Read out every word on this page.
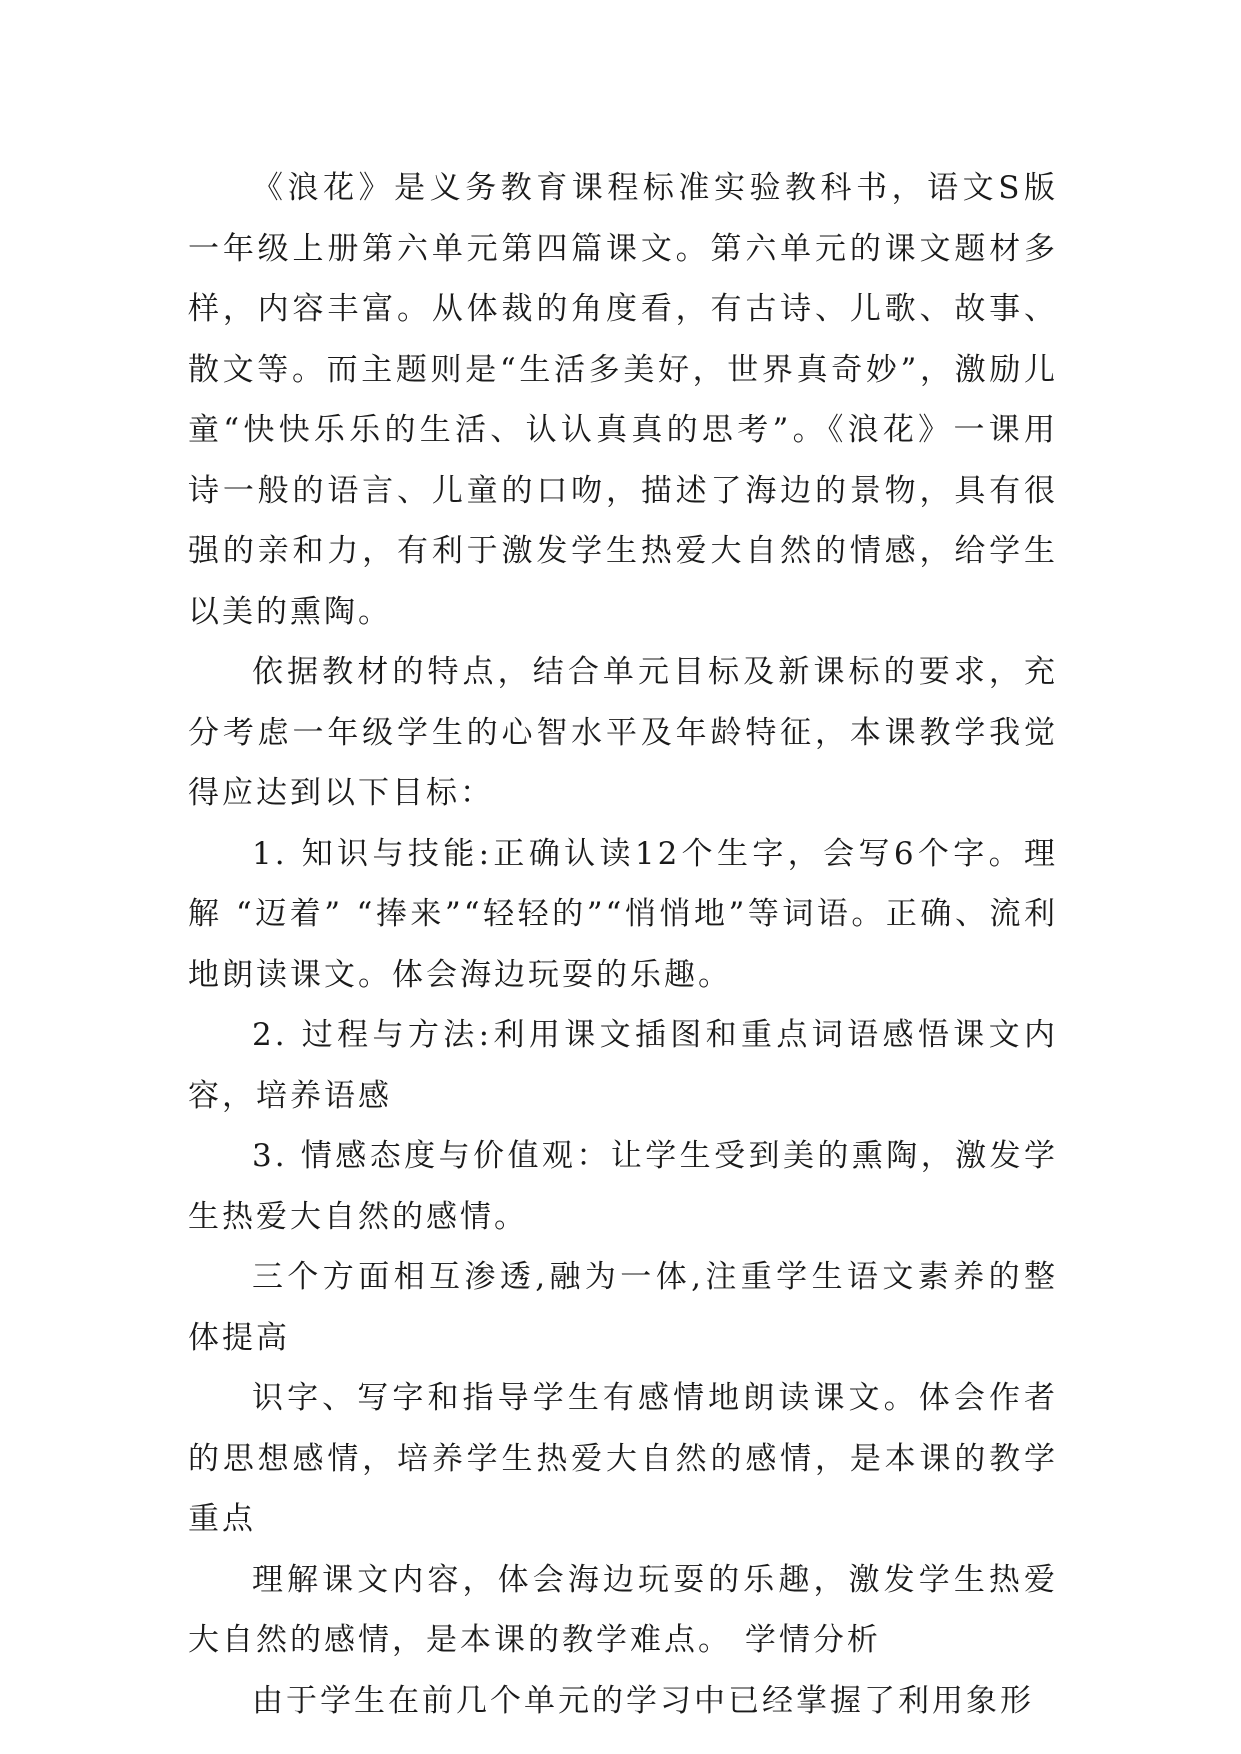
《浪花》是义务教育课程标准实验教科书，语文S版一年级上册第六单元第四篇课文。第六单元的课文题材多样，内容丰富。从体裁的角度看，有古诗、儿歌、故事、散文等。而主题则是“生活多美好，世界真奇妙”，激励儿童“快快乐乐的生活、认认真真的思考”。《浪花》一课用诗一般的语言、儿童的口吻，描述了海边的景物，具有很强的亲和力，有利于激发学生热爱大自然的情感，给学生以美的熏陶。

依据教材的特点，结合单元目标及新课标的要求，充分考虑一年级学生的心智水平及年龄特征，本课教学我觉得应达到以下目标：

1. 知识与技能:正确认读12个生字，会写6个字。理解 “迈着” “捧来”“轻轻的”“悄悄地”等词语。正确、流利地朗读课文。体会海边玩耍的乐趣。

2. 过程与方法:利用课文插图和重点词语感悟课文内容，培养语感

3. 情感态度与价值观：让学生受到美的熏陶，激发学生热爱大自然的感情。

三个方面相互渗透,融为一体,注重学生语文素养的整体提高

识字、写字和指导学生有感情地朗读课文。体会作者的思想感情，培养学生热爱大自然的感情，是本课的教学重点

理解课文内容，体会海边玩耍的乐趣，激发学生热爱大自然的感情，是本课的教学难点。 学情分析

由于学生在前几个单元的学习中已经掌握了利用象形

-.-.-

### Aim
In the listing, how many lines hold "激发学生热爱大自然的感情"? Answer with a bare number.

### Result of this task
2